§ Requirement
Check every line of the entries below for the word "Knight", and copy the ones that have it.

— start of Task data —

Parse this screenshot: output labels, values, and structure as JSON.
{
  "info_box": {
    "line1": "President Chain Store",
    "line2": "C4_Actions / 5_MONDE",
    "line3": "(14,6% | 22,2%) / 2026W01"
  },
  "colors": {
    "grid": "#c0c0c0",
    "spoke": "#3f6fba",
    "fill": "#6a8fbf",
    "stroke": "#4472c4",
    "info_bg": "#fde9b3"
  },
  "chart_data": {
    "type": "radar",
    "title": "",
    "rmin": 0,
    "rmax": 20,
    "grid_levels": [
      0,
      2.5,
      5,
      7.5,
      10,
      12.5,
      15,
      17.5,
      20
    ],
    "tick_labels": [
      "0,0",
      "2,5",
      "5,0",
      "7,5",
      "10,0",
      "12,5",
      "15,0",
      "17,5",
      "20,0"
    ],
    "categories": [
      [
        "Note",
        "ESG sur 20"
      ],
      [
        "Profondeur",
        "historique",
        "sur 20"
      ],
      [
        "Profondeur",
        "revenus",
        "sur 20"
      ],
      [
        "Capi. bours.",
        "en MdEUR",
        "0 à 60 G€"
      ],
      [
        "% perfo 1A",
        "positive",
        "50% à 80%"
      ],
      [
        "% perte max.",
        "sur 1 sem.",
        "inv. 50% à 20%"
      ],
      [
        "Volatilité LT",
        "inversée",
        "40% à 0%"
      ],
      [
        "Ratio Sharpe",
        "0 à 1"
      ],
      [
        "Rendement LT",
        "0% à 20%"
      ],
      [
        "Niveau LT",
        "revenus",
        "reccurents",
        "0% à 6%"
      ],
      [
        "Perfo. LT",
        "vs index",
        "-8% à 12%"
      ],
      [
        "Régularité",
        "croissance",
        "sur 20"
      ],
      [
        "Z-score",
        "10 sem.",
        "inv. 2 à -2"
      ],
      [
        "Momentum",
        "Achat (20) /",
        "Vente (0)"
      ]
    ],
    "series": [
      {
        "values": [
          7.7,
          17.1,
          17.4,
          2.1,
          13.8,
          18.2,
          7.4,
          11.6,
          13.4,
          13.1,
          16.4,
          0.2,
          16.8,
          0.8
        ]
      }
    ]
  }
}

— end of Task data —
— start of Task data —

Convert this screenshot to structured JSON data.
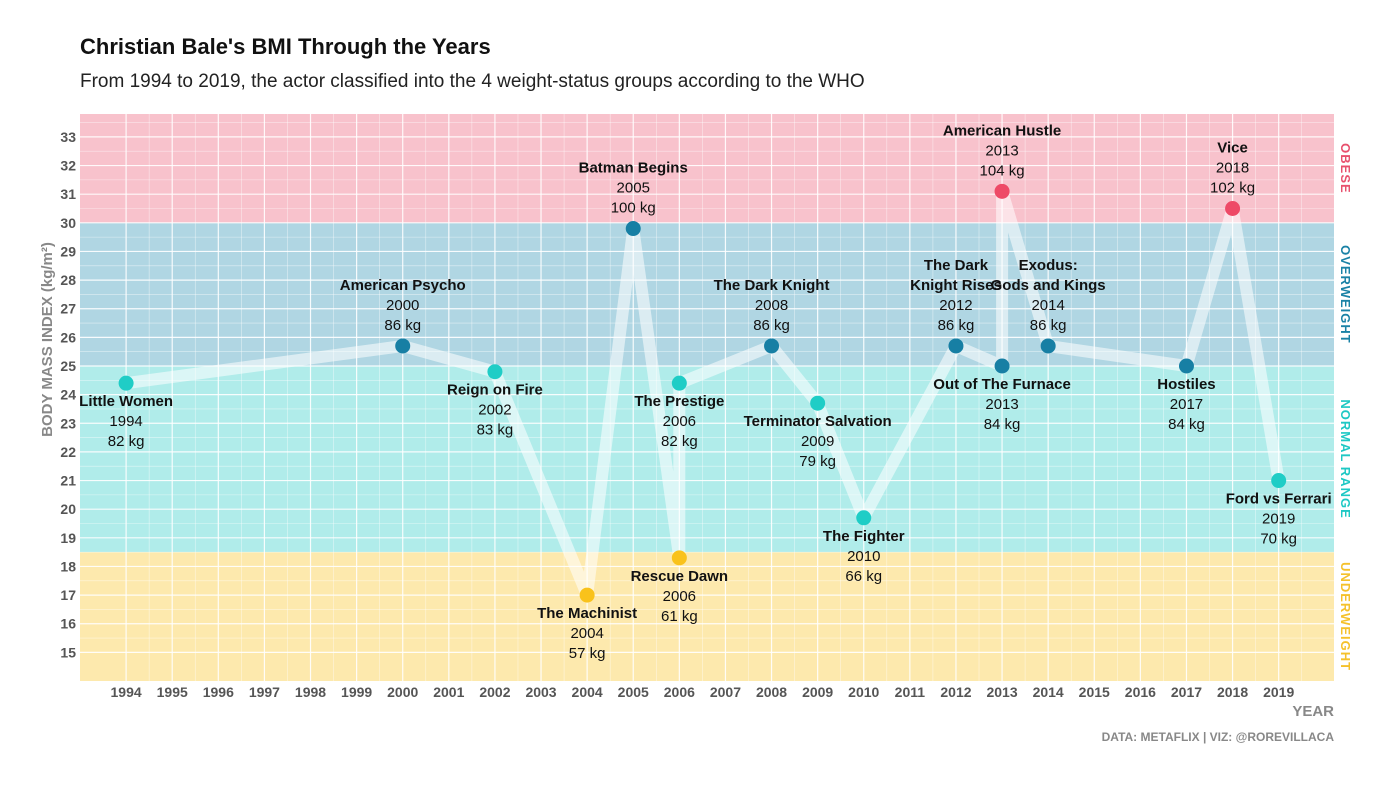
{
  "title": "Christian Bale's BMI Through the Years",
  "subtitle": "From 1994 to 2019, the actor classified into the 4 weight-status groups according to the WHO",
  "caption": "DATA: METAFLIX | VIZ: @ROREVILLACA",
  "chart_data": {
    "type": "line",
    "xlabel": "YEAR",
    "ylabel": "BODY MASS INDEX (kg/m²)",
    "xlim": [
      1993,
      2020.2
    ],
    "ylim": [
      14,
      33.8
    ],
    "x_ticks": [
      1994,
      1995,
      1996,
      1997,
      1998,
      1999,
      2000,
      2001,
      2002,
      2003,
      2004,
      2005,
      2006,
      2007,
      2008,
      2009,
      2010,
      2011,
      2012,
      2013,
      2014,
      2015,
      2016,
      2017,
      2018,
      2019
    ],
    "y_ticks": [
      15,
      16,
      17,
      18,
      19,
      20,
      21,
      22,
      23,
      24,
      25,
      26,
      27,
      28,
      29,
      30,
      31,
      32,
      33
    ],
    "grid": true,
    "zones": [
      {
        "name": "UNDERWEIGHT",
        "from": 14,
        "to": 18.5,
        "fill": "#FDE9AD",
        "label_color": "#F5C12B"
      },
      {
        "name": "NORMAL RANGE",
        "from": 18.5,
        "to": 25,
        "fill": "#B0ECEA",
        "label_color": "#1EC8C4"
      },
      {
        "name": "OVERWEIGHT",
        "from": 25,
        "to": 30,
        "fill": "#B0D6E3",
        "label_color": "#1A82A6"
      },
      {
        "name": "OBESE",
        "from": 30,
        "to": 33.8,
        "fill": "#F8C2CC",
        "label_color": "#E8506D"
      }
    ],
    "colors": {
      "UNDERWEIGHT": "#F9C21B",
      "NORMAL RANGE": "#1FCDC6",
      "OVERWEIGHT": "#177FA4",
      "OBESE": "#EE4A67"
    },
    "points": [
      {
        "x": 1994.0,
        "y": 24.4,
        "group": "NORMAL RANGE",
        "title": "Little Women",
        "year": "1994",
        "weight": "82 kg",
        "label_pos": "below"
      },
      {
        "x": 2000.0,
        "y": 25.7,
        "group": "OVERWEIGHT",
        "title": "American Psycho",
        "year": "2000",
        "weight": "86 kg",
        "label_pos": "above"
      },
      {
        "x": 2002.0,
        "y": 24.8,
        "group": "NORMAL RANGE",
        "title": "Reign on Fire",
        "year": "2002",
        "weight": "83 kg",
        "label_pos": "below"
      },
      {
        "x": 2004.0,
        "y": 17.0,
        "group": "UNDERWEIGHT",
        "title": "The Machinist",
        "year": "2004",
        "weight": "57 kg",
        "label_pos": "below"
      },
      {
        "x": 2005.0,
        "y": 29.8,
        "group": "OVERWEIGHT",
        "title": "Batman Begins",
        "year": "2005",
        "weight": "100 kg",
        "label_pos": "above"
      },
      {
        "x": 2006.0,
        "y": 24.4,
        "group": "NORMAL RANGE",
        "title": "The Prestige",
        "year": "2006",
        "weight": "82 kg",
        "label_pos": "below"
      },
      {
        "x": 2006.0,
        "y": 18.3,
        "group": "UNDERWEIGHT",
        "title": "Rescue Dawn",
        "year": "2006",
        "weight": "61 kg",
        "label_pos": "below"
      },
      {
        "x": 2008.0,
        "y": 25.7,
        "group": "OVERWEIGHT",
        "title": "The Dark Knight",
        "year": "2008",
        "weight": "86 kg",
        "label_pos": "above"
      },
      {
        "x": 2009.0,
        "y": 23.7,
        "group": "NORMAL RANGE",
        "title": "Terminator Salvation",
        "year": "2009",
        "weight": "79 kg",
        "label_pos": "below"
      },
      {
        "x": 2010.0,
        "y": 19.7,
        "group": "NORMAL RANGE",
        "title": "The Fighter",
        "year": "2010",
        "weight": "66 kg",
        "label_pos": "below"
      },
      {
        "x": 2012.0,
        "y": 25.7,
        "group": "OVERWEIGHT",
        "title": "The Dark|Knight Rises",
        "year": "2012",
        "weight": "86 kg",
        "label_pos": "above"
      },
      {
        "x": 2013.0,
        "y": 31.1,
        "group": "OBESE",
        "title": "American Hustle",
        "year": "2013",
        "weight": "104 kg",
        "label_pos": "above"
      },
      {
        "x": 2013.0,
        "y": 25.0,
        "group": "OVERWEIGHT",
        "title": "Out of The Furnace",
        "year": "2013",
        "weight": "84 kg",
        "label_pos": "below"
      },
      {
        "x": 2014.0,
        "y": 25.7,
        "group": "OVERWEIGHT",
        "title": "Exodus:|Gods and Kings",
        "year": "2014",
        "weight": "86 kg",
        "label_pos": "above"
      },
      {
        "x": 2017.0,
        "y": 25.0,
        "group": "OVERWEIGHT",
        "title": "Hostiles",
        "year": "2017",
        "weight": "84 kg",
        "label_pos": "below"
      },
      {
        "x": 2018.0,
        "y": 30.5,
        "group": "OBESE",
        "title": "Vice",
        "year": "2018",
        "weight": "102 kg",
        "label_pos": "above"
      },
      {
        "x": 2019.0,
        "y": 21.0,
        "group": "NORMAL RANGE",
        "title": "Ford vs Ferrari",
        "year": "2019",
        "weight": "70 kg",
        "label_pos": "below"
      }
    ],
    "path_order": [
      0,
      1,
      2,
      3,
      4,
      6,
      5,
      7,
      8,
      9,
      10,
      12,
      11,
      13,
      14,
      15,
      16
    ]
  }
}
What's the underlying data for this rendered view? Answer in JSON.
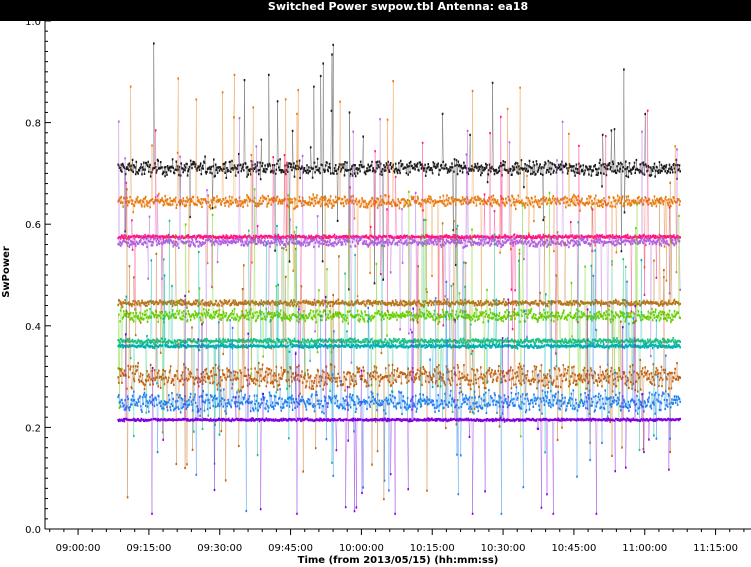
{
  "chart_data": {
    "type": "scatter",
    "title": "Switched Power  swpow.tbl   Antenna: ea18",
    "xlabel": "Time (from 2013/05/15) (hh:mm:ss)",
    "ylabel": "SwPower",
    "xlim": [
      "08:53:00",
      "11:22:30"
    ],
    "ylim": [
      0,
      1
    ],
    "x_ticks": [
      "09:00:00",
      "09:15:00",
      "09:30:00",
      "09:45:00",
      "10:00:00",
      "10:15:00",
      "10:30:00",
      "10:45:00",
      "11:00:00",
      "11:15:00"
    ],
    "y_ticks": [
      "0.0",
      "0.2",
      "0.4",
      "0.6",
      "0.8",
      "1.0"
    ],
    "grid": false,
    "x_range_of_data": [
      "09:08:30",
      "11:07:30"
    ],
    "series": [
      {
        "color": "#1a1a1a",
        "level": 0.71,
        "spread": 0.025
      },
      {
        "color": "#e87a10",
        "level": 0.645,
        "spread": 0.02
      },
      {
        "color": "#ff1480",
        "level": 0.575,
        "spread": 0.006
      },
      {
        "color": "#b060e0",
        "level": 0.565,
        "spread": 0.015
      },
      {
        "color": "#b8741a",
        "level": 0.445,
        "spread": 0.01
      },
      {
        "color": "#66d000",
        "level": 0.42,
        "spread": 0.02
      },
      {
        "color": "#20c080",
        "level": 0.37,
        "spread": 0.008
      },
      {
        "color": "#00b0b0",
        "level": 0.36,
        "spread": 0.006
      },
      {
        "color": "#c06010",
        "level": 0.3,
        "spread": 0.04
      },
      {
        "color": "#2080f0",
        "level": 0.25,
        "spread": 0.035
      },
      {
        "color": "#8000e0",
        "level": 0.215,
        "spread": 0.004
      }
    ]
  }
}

— end of Task data —

§ Complete response
        "title": "The Dark Knight",
        "title": "The Dark|Knight Rises",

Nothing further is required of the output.